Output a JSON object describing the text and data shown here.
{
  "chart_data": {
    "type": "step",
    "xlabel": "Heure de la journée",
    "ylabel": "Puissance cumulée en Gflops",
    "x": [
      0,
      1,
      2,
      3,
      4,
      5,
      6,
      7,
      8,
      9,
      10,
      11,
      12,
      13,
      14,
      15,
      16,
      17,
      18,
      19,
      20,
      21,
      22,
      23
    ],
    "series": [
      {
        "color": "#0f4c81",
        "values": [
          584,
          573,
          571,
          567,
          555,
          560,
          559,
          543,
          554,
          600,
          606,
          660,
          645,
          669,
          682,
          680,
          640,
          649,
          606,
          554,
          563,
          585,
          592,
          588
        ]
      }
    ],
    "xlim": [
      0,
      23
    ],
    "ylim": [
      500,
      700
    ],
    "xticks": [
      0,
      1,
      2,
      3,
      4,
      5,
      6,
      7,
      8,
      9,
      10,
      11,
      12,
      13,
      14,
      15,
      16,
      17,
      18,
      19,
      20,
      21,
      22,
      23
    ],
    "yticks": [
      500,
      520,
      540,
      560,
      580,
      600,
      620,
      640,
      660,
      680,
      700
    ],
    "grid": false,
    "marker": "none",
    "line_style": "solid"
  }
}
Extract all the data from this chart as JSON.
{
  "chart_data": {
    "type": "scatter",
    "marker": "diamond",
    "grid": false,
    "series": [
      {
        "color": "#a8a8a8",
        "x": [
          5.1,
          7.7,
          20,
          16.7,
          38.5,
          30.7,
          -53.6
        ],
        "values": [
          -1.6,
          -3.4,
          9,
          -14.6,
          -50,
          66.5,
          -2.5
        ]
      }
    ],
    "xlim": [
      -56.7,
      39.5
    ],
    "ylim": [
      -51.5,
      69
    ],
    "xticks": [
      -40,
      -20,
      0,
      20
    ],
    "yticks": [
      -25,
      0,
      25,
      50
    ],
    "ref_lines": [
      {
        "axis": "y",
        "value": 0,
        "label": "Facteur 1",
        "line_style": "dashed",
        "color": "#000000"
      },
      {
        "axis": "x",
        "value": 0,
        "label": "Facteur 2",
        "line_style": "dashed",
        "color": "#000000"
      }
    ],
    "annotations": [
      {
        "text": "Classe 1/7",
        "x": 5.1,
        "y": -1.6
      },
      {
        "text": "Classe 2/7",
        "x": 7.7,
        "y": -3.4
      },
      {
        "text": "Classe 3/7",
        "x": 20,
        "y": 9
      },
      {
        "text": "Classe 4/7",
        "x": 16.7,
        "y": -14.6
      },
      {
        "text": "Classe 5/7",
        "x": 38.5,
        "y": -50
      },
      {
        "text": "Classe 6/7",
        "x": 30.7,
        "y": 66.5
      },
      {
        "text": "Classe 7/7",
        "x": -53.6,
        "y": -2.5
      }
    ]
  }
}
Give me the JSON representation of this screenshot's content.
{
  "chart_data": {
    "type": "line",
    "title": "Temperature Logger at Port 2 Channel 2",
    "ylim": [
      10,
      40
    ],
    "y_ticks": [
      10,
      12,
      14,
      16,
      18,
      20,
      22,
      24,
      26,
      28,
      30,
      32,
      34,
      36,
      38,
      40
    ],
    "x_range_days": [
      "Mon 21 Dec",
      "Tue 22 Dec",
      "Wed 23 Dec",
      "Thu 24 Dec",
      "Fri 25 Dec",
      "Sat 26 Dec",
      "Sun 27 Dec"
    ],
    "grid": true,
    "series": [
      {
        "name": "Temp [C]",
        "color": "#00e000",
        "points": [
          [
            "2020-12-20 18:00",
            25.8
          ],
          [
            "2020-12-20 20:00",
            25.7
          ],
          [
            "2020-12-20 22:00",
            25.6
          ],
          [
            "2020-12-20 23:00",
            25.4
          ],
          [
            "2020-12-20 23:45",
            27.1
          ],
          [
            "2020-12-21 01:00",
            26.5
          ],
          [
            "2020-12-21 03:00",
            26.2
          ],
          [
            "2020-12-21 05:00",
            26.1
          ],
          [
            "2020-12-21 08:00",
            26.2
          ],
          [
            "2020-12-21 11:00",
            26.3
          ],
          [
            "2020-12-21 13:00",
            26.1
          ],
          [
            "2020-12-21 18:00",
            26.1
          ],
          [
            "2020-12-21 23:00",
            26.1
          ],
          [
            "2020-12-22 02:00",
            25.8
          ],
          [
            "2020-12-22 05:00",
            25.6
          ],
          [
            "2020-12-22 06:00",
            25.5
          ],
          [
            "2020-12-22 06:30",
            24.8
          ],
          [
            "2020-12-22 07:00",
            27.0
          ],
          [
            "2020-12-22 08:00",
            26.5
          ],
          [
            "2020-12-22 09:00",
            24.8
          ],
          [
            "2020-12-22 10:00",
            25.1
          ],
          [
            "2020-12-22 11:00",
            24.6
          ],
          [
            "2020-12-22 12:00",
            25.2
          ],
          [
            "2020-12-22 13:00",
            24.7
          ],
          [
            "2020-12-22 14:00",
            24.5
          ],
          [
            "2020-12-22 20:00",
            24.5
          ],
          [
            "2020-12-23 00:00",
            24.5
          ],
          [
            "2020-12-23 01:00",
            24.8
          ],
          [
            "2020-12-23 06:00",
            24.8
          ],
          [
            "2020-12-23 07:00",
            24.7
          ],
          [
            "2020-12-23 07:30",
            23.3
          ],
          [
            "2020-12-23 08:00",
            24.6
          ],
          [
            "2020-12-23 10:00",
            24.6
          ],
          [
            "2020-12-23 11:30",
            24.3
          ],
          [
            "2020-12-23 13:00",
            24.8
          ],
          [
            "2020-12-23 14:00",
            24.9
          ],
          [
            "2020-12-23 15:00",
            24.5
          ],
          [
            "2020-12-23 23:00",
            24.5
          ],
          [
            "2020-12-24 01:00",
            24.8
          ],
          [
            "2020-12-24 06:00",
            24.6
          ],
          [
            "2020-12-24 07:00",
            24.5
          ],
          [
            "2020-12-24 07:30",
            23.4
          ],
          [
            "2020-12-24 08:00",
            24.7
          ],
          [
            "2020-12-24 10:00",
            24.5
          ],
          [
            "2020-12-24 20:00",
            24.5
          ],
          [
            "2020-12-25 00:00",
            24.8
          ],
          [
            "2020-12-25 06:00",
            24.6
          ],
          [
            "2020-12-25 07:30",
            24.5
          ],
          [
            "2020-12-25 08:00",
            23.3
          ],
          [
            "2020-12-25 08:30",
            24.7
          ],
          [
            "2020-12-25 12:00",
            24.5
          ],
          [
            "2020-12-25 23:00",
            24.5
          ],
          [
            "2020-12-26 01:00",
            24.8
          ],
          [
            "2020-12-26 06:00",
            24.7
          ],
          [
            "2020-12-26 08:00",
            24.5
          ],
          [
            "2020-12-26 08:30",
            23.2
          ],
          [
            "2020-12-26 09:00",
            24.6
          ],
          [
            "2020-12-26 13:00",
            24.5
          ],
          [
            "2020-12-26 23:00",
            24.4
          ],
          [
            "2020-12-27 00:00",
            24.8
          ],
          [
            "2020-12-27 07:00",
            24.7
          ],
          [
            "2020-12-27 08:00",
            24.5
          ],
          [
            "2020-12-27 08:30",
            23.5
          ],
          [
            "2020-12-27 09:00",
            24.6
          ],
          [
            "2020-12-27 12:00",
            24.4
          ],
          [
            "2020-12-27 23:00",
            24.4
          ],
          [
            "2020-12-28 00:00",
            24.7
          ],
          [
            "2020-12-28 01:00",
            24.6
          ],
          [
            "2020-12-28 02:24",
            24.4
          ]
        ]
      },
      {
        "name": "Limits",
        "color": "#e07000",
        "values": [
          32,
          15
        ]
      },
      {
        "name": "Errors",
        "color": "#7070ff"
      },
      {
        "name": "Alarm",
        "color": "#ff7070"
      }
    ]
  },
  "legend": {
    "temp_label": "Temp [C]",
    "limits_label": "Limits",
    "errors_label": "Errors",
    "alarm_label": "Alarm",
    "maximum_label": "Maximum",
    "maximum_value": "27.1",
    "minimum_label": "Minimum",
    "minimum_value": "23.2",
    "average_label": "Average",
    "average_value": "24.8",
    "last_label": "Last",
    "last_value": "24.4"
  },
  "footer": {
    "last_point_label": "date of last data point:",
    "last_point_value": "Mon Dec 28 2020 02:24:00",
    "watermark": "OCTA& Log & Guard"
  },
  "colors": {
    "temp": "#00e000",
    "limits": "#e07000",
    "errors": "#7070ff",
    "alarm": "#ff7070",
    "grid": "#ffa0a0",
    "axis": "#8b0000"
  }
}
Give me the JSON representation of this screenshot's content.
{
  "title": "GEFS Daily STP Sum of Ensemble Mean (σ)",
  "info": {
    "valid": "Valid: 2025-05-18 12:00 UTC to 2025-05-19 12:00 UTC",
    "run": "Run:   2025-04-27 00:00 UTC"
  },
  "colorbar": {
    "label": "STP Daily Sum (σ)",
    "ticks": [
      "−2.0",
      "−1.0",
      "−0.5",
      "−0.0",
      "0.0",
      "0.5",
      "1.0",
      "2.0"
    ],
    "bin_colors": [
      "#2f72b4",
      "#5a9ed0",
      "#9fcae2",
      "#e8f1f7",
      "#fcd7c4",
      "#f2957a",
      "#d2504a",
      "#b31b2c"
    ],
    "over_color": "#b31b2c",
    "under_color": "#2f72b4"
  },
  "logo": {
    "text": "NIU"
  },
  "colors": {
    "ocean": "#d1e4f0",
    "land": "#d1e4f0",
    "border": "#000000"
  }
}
──────────
Work to do: From the entries above, extract each line containing "grid".

Solution:
    "grid": false,
    "grid": false,
    "grid": true,
    "grid": "#ffa0a0",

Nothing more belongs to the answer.